**Task to carry out**
Check each line of the material below for "points". Report how many have it, with no other words.

**Supplied material**

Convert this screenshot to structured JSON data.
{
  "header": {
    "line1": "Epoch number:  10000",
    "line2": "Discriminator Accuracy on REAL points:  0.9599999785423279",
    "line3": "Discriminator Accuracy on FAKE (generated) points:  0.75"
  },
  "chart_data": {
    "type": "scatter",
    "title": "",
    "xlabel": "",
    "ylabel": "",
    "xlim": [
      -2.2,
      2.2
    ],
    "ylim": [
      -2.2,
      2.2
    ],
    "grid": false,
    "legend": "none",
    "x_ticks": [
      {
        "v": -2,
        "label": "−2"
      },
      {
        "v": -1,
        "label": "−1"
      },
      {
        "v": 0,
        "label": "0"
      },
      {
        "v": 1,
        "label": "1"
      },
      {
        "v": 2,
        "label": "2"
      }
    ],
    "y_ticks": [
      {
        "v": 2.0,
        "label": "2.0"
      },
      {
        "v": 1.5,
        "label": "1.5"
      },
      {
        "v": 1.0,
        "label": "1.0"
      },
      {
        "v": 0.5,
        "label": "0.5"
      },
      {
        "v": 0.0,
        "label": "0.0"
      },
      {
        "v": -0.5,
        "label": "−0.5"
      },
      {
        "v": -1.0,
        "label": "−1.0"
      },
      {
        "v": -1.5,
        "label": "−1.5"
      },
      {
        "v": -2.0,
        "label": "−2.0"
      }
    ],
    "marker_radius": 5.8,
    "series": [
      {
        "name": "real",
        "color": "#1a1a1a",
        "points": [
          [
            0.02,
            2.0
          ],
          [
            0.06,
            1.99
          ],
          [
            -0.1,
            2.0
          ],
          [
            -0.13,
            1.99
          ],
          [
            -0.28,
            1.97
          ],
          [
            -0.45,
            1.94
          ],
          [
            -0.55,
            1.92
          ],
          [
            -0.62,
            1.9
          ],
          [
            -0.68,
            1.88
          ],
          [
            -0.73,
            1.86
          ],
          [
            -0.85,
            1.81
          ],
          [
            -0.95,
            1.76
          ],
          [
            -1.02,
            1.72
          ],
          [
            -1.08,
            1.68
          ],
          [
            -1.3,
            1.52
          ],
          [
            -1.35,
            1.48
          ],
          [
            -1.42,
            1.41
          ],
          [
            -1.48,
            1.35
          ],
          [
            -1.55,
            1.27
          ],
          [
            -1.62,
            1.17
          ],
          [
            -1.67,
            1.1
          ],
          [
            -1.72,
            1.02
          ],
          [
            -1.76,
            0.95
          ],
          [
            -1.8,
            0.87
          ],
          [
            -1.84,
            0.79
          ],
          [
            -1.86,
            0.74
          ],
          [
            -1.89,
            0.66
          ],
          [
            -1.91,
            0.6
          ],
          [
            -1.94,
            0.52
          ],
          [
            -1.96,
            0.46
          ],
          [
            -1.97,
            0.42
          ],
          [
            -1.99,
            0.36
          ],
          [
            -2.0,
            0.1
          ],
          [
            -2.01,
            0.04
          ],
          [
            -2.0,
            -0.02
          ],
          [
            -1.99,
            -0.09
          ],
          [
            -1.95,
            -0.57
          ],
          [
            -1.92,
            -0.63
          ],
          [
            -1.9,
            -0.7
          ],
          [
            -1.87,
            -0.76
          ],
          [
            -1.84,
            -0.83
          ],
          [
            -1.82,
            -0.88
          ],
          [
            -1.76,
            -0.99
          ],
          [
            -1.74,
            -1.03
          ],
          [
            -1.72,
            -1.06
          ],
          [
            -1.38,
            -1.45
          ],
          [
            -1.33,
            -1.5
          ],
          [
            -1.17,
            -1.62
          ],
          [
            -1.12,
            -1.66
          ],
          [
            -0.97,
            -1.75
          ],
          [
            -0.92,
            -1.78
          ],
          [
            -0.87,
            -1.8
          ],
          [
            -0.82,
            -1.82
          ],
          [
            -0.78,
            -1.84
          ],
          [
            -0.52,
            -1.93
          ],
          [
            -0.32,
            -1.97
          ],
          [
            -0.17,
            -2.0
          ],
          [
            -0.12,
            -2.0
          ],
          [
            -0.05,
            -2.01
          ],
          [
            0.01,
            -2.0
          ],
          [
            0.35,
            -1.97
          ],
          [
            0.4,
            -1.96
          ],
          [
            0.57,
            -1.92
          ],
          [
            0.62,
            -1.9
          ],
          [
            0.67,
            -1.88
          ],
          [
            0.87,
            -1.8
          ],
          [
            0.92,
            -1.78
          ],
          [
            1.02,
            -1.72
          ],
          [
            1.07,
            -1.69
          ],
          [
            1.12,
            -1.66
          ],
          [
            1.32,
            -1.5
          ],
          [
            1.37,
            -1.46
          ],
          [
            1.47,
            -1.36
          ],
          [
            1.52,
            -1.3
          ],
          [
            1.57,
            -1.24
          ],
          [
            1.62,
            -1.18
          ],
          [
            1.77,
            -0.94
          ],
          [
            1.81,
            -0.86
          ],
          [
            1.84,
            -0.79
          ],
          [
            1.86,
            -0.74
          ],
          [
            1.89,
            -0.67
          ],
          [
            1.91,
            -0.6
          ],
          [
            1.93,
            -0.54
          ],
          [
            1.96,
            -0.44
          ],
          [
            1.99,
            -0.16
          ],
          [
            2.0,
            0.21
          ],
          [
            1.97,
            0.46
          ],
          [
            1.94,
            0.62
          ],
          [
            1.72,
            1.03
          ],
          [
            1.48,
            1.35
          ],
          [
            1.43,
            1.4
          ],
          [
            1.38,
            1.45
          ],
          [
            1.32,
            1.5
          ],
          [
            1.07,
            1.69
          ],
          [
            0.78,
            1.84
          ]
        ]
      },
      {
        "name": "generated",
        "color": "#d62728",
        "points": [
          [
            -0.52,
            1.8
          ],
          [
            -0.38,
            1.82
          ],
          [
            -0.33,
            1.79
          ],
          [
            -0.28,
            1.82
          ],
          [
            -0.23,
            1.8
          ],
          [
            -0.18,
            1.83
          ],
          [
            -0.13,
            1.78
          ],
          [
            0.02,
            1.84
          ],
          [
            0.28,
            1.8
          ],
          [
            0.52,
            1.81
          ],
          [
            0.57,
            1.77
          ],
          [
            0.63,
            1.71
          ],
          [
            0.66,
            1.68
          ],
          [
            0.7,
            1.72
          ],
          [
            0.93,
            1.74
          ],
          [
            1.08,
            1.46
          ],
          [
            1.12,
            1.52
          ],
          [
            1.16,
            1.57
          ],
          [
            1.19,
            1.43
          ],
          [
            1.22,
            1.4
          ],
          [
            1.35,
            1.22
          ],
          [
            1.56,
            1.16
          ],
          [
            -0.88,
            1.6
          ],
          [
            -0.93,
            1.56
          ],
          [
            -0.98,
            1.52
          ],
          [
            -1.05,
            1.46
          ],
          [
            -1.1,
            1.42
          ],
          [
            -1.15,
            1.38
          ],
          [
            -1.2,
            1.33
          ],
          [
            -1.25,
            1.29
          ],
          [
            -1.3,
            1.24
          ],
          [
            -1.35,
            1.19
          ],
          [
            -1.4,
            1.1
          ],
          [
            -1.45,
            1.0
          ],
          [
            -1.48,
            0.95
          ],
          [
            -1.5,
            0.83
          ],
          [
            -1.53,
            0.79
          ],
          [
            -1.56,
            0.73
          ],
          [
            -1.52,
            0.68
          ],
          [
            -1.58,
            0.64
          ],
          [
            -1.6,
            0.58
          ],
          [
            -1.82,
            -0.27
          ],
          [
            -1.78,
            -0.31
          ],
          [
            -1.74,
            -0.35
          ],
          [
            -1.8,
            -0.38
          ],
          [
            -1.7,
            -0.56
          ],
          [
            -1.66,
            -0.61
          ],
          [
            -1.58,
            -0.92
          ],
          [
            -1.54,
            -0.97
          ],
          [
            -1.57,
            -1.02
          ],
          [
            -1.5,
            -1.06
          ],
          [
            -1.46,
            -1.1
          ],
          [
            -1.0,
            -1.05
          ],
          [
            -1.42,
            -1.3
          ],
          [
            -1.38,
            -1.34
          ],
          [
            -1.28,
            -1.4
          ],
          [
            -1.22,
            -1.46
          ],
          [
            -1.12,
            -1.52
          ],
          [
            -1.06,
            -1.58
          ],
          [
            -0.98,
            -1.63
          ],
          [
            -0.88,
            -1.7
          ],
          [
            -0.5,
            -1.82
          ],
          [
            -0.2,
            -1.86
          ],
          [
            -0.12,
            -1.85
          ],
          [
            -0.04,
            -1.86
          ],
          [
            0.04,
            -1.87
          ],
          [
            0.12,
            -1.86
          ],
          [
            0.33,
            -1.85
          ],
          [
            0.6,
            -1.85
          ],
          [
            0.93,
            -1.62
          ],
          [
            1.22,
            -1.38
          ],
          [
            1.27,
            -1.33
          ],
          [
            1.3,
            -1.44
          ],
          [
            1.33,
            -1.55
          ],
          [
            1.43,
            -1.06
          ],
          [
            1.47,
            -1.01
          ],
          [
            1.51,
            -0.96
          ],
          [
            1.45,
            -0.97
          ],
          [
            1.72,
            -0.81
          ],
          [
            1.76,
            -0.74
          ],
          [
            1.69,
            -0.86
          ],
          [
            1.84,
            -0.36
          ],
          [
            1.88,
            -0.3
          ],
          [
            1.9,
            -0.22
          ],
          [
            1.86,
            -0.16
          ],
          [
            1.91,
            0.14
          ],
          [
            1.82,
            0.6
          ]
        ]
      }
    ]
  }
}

**Correct output**
4